THE EXERCISE -
Of all the lines in the material, how many include the word "Information"? Reply with the number alone.

(A run of records)
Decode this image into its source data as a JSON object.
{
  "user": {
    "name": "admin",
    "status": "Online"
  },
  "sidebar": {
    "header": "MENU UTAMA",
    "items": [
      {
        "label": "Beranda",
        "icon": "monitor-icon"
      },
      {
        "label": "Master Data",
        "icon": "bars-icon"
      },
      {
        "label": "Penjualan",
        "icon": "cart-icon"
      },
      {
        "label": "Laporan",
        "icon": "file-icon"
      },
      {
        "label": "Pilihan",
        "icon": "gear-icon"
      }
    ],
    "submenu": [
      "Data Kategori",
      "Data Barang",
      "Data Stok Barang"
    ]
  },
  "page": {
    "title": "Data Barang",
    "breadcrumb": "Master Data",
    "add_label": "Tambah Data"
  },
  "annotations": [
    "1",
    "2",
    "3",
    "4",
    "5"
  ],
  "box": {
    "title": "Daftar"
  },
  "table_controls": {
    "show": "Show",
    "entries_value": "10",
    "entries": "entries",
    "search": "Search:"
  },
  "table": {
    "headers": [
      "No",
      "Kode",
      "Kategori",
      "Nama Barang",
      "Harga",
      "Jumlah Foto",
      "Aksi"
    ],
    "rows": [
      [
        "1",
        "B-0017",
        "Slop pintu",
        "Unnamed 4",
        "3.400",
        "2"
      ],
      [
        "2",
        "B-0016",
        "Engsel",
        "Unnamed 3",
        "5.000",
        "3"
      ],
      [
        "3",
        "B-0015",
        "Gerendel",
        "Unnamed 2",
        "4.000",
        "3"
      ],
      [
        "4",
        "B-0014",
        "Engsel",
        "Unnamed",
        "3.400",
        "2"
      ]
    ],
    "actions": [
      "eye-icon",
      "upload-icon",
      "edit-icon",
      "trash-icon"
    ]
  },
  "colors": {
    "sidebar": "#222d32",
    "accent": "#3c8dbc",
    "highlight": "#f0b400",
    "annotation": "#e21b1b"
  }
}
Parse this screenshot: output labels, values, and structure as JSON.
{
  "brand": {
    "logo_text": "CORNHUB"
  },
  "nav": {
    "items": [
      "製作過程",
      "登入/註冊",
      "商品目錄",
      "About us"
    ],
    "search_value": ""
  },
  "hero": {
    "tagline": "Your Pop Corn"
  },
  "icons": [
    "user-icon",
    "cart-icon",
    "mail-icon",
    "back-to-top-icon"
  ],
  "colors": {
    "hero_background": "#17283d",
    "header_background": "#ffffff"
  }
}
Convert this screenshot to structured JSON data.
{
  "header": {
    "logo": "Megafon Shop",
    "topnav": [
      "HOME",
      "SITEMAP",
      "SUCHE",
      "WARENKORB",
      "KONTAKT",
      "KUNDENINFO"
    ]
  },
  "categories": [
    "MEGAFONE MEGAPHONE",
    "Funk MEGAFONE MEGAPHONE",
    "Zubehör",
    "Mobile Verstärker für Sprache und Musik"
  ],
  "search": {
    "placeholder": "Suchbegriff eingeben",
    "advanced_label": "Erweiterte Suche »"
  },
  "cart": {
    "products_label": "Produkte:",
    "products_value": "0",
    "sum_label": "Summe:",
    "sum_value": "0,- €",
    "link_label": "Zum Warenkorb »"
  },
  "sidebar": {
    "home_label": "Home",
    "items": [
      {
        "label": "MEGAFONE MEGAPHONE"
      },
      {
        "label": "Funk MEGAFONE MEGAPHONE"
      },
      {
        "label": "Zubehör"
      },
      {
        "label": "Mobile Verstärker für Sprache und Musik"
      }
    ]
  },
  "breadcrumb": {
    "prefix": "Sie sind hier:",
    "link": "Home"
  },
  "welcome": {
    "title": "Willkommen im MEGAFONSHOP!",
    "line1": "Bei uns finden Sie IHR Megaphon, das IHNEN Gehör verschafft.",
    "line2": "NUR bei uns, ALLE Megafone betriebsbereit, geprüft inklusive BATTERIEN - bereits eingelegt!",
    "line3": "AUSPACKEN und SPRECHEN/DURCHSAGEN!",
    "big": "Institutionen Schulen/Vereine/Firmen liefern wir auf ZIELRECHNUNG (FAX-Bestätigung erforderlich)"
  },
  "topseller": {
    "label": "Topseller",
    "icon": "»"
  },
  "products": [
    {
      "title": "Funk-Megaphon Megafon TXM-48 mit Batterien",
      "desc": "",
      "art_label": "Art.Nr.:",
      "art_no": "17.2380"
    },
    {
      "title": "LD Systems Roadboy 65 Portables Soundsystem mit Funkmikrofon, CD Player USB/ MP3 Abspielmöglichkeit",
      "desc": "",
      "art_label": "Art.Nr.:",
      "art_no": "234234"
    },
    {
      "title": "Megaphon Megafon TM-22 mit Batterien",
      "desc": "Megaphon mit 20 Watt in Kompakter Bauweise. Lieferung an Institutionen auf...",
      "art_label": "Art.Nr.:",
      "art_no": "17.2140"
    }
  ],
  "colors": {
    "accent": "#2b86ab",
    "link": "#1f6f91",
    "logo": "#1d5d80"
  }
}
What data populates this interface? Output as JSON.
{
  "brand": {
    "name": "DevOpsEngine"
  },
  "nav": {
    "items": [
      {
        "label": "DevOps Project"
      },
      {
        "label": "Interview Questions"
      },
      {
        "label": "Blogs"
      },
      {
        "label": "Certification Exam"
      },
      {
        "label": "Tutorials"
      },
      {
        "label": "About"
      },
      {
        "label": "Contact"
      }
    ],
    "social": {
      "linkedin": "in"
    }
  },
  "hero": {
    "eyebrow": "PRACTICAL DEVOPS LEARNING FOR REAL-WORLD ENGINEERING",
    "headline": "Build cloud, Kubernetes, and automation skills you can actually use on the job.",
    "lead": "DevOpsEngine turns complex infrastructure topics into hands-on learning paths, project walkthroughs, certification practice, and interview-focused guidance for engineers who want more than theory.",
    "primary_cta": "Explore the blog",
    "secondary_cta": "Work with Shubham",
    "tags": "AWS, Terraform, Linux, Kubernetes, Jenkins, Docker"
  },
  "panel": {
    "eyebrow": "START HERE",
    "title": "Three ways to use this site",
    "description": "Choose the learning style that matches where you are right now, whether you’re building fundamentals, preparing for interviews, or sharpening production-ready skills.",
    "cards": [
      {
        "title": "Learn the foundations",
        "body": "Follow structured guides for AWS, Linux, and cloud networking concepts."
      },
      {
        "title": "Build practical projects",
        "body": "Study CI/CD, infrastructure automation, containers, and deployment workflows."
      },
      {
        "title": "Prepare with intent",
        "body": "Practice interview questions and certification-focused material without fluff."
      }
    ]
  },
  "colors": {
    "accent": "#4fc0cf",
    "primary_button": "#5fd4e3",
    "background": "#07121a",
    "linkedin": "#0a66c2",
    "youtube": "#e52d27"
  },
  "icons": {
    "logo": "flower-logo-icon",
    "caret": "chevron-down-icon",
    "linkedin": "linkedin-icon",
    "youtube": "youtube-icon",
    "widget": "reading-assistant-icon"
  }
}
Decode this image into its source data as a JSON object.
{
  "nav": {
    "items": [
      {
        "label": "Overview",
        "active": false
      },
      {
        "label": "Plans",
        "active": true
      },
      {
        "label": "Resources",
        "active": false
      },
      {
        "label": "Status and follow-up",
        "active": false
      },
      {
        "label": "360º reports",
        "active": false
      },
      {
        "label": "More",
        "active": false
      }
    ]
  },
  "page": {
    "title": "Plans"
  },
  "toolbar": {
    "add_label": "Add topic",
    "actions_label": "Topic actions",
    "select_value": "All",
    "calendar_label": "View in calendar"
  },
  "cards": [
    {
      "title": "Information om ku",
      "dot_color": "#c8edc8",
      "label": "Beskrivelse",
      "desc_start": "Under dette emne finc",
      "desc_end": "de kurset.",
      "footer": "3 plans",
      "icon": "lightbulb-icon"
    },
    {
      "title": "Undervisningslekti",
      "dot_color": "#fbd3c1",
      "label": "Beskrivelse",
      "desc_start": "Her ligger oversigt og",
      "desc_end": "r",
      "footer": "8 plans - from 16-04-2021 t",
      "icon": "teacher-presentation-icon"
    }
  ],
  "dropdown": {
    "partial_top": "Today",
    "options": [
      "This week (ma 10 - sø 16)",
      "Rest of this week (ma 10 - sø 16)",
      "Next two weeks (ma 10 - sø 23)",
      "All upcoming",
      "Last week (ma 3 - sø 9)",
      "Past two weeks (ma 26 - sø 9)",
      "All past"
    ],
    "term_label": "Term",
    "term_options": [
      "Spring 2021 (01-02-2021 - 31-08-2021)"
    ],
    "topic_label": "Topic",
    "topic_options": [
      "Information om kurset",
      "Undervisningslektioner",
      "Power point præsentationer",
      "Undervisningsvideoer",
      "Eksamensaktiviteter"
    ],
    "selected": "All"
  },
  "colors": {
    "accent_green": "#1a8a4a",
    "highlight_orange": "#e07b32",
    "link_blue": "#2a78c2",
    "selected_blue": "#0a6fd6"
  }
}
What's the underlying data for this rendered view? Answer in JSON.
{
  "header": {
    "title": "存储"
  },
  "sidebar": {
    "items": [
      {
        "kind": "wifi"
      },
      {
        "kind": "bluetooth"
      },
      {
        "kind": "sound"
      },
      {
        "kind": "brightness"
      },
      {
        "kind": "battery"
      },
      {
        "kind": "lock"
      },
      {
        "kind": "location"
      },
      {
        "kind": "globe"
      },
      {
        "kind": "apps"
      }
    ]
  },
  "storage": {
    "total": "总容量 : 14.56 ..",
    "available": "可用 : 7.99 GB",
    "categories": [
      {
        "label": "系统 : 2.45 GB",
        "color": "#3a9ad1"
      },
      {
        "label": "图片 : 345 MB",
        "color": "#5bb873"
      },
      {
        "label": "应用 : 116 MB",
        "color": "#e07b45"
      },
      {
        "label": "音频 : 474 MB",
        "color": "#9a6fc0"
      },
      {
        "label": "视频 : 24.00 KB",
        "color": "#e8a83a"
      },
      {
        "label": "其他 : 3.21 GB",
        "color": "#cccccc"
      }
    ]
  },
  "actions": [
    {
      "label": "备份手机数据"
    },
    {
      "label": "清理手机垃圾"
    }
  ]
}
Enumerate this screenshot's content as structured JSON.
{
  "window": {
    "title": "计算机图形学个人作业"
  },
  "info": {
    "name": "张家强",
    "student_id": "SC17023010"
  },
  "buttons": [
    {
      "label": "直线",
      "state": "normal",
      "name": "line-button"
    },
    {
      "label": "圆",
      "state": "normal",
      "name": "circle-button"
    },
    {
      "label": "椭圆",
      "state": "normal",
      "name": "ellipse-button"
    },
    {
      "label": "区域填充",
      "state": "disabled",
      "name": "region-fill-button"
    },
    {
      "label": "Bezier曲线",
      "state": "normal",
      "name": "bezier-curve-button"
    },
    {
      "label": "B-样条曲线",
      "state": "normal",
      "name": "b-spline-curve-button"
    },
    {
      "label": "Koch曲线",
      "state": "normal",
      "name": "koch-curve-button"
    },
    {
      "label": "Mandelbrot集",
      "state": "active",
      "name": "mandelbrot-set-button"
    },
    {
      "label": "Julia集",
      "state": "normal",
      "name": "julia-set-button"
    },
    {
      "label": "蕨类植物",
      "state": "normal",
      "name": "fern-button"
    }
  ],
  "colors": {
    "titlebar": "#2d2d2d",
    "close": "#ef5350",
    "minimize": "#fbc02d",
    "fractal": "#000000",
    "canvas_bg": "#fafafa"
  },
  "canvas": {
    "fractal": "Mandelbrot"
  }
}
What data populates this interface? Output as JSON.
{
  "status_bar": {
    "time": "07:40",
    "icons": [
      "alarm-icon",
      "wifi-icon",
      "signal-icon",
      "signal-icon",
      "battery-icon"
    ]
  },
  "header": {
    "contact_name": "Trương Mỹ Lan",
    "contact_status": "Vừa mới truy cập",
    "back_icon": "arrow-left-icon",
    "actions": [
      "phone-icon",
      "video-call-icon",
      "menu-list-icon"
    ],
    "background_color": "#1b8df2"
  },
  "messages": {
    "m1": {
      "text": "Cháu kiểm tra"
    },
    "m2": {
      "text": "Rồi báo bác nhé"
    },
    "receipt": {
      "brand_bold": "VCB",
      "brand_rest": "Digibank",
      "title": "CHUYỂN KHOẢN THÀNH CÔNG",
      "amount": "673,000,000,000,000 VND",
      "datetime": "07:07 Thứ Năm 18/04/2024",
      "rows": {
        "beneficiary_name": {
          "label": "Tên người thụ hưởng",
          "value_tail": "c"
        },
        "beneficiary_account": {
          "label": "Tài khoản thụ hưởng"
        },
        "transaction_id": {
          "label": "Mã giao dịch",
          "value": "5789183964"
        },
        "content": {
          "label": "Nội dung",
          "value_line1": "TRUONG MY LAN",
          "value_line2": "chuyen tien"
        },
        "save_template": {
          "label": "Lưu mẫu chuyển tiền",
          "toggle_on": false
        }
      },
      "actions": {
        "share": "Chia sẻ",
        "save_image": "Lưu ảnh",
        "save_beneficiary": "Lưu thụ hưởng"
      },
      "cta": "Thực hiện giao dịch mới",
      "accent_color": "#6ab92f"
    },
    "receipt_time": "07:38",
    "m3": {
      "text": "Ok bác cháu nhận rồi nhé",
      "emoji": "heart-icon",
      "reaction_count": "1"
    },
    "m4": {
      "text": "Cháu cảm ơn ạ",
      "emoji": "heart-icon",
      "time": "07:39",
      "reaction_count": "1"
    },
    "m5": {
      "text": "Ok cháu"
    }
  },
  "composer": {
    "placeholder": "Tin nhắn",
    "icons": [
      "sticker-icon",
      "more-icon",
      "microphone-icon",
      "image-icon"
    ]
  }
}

FULL OUTPUT -
2